== INPUT RECORDS ==

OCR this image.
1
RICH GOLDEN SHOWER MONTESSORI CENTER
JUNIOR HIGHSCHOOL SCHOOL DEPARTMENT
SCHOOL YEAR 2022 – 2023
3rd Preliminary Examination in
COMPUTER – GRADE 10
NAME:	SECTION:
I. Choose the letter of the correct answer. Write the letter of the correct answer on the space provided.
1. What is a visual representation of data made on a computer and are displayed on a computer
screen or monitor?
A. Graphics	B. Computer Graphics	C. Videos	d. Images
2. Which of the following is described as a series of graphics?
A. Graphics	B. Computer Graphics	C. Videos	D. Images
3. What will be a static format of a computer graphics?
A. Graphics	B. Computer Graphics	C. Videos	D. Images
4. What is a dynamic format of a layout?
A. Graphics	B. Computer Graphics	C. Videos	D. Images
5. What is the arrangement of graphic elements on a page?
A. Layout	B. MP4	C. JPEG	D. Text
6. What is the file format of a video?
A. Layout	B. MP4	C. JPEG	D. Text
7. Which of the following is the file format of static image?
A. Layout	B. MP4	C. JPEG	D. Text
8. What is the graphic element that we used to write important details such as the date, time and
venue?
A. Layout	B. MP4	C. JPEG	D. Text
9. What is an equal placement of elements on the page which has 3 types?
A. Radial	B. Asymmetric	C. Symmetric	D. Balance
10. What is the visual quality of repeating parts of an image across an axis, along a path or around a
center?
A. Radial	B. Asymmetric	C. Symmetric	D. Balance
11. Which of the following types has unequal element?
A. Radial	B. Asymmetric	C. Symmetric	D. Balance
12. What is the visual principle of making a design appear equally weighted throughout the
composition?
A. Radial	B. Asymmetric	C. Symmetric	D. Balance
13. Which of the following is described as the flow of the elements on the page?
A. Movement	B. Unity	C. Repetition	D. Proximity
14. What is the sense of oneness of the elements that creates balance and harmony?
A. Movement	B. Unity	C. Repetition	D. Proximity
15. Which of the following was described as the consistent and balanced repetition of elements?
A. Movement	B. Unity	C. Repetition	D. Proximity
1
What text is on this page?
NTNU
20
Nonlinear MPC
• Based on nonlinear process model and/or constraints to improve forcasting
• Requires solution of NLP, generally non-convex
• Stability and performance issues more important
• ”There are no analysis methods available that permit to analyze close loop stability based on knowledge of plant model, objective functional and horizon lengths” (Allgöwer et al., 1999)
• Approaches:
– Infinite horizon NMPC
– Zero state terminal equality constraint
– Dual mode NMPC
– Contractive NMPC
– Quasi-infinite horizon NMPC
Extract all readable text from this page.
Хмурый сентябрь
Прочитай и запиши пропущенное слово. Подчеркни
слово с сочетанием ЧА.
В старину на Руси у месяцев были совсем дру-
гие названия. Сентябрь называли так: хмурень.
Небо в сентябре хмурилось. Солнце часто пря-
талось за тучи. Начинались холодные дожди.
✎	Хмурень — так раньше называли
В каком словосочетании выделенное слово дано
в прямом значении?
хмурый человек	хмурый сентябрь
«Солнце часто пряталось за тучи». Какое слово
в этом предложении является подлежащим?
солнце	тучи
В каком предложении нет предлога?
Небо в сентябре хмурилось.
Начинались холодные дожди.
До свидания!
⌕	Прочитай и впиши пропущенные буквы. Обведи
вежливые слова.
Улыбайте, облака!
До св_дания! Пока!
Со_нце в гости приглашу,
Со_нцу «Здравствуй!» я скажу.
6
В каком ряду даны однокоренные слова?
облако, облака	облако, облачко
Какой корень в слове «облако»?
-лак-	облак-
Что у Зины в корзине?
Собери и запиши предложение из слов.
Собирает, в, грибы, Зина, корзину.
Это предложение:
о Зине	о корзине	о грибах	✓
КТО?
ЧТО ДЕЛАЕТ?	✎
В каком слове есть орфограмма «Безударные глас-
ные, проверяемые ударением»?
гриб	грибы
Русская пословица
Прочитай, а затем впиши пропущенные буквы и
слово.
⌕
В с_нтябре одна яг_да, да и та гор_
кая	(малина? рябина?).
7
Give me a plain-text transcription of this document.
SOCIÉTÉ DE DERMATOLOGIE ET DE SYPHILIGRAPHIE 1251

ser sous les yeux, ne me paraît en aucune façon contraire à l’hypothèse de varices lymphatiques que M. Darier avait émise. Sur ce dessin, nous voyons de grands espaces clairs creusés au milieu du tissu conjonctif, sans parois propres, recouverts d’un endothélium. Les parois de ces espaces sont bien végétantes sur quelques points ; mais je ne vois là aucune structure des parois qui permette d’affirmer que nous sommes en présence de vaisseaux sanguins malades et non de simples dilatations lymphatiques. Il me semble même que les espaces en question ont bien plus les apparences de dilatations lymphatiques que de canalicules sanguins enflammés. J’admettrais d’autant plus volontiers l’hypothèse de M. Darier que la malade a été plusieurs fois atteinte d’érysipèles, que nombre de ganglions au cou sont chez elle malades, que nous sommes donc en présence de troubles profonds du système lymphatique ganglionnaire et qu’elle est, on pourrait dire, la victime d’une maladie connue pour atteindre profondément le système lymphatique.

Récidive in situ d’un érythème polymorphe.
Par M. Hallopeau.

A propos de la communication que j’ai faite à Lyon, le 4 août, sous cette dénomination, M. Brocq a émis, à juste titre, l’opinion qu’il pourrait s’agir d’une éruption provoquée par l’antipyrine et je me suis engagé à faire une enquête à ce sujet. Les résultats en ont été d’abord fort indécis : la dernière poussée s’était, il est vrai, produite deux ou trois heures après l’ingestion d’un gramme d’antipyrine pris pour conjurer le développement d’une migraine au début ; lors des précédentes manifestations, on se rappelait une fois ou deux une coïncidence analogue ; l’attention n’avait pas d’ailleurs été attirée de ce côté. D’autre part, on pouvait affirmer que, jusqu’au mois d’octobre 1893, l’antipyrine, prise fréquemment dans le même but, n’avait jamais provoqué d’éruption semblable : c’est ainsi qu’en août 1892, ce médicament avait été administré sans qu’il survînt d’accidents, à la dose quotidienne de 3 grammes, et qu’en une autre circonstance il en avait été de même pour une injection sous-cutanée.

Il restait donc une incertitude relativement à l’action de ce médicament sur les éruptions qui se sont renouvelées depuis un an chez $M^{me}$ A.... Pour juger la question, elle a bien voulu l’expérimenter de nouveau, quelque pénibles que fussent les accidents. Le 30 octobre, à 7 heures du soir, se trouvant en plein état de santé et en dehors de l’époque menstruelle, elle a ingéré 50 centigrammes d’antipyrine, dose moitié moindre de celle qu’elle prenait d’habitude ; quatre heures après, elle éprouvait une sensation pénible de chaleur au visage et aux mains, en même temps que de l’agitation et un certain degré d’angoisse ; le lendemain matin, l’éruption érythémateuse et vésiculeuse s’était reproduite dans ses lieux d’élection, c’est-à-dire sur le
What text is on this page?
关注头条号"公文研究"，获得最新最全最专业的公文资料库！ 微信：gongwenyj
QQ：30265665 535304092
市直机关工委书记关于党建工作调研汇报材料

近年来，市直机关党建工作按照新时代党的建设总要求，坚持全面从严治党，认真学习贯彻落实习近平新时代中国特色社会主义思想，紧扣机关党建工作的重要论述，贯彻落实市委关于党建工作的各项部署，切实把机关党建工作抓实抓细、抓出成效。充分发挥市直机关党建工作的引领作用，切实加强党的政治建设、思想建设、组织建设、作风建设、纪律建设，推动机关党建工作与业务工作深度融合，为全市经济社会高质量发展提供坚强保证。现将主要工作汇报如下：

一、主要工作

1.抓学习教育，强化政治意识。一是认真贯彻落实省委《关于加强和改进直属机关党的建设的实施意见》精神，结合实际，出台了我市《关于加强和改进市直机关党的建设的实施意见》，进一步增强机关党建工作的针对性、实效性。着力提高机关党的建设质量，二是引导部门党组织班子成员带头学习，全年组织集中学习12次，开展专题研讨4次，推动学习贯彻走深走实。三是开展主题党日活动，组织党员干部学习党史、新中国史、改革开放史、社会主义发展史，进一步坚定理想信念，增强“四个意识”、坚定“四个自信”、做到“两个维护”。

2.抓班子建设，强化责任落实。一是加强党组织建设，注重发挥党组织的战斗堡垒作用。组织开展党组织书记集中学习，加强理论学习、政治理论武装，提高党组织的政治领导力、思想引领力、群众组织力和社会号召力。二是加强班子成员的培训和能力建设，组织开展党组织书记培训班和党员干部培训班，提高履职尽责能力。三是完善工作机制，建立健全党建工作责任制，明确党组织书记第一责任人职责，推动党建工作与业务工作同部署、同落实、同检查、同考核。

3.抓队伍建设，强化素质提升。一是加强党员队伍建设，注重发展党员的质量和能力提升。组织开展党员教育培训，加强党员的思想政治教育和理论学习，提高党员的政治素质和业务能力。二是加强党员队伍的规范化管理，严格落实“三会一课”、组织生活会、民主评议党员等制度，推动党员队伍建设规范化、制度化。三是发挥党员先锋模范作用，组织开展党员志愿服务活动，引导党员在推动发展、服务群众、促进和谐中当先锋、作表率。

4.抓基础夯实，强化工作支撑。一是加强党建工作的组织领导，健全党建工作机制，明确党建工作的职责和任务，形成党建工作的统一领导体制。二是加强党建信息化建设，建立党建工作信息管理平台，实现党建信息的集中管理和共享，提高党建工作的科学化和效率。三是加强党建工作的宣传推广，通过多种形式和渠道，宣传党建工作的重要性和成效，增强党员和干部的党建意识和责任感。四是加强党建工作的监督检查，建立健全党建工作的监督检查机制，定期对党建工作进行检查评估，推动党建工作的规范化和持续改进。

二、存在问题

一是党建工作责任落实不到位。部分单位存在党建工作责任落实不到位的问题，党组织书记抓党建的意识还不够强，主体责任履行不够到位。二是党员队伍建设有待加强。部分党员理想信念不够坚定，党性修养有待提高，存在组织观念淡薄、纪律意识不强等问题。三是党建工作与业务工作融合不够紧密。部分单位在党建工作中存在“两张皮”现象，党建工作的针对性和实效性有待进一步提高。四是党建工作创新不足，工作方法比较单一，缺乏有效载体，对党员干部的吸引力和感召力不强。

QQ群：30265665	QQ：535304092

== PROBLEM DETAILS ==
Pick out each line containing "запиши" and report it.

== RESPONSE TO THIS EXERCISE ==
Прочитай и запиши пропущенное слово. Подчеркни
Собери и запиши предложение из слов.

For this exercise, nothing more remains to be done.